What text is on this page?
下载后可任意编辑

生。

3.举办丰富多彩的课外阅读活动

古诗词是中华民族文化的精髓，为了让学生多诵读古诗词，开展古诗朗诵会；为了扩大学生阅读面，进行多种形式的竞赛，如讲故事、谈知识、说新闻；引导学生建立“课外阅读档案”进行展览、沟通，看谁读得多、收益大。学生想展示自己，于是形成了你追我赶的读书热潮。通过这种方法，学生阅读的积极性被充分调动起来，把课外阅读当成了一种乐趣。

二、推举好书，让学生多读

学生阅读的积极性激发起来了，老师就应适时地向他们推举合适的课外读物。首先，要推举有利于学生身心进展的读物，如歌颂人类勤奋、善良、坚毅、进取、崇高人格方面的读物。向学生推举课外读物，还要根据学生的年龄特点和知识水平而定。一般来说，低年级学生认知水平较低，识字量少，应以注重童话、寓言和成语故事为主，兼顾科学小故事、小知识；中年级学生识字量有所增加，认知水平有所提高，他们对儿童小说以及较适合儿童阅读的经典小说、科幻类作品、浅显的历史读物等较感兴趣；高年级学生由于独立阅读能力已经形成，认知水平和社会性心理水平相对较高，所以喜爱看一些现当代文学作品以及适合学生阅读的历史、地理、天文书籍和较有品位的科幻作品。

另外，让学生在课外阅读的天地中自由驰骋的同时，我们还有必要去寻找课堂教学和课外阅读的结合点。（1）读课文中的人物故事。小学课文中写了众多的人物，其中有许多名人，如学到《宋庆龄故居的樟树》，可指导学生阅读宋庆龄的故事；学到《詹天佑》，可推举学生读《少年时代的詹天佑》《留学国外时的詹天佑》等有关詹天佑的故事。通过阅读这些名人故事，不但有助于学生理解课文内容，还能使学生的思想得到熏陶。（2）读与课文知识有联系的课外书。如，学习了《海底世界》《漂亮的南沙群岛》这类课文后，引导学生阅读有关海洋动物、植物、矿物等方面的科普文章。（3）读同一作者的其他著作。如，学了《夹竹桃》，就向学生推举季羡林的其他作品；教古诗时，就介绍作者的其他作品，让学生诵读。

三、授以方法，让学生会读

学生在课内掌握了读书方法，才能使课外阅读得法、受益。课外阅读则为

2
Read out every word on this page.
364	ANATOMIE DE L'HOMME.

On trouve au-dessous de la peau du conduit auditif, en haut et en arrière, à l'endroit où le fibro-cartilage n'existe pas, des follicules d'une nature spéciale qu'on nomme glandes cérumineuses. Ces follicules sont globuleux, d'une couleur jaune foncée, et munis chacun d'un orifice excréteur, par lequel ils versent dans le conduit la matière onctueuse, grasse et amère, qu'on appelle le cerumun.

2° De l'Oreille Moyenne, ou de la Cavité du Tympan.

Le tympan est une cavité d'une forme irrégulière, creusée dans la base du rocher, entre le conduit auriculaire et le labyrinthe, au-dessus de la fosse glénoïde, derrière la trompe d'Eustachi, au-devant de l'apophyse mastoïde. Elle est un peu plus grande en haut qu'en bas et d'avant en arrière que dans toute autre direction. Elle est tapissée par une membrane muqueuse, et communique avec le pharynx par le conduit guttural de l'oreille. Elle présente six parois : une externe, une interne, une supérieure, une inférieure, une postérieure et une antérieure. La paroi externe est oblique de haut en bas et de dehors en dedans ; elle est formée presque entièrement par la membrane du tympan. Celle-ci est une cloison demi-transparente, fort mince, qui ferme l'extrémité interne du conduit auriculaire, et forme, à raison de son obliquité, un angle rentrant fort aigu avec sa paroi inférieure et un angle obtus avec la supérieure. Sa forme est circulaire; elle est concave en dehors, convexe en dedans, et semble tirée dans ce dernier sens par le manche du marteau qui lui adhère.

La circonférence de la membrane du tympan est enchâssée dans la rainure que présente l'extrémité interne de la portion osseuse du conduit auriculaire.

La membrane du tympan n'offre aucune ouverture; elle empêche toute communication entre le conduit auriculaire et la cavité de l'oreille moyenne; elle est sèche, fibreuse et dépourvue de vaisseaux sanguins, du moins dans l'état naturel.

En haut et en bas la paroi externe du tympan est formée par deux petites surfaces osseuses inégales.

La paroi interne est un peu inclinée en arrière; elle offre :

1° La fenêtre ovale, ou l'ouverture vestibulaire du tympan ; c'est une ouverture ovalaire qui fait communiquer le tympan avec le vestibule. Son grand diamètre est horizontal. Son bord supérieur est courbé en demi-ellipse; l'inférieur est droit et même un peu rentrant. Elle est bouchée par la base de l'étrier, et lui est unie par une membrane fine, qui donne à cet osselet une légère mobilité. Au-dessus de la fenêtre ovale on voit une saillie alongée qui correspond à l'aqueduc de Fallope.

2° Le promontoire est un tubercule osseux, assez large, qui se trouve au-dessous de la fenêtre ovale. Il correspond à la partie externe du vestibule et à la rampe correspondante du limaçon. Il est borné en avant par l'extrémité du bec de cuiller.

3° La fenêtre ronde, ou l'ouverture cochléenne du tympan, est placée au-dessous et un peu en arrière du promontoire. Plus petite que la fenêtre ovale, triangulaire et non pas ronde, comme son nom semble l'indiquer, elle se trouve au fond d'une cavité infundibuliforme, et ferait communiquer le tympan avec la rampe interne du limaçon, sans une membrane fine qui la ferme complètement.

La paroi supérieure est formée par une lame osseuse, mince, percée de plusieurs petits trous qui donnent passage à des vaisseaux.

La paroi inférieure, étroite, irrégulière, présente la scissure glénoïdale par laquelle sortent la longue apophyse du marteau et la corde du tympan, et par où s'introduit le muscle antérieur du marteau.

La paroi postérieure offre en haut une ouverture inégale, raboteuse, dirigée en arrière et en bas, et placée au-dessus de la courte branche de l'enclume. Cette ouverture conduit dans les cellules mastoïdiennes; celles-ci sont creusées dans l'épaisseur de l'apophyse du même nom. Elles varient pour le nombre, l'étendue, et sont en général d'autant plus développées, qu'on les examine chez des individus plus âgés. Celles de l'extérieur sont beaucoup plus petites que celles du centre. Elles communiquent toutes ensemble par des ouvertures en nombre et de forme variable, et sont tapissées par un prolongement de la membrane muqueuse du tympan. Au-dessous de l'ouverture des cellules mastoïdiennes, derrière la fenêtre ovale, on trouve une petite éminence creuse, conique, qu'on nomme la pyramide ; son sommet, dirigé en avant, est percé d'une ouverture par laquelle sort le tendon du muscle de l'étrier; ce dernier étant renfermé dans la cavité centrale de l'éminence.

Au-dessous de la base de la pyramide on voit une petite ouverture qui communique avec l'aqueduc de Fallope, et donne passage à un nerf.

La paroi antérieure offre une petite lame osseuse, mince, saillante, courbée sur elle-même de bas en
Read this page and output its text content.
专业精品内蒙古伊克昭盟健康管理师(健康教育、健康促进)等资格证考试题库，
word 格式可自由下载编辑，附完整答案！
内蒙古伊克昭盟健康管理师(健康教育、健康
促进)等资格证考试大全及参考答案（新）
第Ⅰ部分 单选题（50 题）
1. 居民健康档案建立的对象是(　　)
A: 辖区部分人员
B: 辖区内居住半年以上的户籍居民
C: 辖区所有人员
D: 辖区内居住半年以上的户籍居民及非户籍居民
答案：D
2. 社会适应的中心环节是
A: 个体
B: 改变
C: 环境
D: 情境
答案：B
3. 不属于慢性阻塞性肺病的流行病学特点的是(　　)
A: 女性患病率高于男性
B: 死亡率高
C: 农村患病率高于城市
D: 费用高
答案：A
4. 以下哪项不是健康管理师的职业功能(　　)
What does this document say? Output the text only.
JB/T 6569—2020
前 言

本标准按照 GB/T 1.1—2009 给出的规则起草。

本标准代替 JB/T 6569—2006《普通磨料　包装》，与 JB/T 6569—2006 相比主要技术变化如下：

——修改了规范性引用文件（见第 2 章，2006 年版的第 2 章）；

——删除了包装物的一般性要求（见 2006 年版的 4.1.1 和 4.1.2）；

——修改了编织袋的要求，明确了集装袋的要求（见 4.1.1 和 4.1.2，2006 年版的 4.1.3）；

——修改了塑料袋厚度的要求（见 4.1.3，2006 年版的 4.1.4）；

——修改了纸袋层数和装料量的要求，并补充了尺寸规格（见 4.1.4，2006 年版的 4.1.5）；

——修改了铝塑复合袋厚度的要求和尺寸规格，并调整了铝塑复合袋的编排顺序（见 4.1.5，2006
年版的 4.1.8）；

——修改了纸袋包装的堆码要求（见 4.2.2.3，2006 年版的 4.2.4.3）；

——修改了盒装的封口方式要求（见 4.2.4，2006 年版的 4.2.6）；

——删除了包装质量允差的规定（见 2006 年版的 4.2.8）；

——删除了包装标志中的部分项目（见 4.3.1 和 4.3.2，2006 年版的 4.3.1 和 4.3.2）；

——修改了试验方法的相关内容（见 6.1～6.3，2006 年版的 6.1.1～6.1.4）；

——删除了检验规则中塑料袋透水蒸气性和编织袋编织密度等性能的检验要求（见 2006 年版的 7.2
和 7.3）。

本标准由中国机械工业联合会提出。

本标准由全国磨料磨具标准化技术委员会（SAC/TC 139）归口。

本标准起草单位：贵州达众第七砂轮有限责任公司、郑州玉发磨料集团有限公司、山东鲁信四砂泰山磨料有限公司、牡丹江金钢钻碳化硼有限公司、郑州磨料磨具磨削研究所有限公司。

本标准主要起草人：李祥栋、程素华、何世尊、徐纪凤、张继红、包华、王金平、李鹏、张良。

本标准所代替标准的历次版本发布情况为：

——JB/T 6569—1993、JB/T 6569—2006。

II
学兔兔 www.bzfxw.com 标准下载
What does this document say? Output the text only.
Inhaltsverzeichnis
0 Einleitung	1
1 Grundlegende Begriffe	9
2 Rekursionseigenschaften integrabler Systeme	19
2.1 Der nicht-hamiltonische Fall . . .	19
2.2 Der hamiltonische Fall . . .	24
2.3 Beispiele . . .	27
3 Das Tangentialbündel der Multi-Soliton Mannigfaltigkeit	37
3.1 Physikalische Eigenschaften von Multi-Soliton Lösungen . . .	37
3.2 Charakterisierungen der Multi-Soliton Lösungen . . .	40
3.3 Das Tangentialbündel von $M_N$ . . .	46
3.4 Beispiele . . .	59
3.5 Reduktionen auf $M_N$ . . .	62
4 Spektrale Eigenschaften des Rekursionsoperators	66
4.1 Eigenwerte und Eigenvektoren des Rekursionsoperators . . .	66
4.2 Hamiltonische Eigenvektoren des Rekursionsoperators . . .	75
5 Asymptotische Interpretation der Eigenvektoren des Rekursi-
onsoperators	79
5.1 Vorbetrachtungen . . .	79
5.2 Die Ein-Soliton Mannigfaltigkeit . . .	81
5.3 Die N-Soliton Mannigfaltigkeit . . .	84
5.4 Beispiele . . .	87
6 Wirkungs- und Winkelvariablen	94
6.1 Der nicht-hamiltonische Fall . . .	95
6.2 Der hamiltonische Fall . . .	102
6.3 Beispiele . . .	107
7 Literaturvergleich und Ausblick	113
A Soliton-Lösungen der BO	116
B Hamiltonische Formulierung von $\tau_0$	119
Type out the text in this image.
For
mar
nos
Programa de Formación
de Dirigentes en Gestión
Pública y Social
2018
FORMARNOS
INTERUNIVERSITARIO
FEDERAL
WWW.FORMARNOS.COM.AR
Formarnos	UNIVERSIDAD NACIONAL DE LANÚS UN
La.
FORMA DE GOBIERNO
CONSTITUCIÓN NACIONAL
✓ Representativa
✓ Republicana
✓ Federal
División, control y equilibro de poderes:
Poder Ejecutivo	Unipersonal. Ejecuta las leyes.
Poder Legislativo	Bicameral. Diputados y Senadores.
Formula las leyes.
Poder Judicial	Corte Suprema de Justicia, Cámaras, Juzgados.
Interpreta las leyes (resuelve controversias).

= = = = =

_DO THIS_:
Among the records above, find each line holding the string "Tangentialbündel" and pull it out.

_RESULT BELOW_:
3 Das Tangentialbündel der Multi-Soliton Mannigfaltigkeit	37
3.3 Das Tangentialbündel von $M_N$ . . .	46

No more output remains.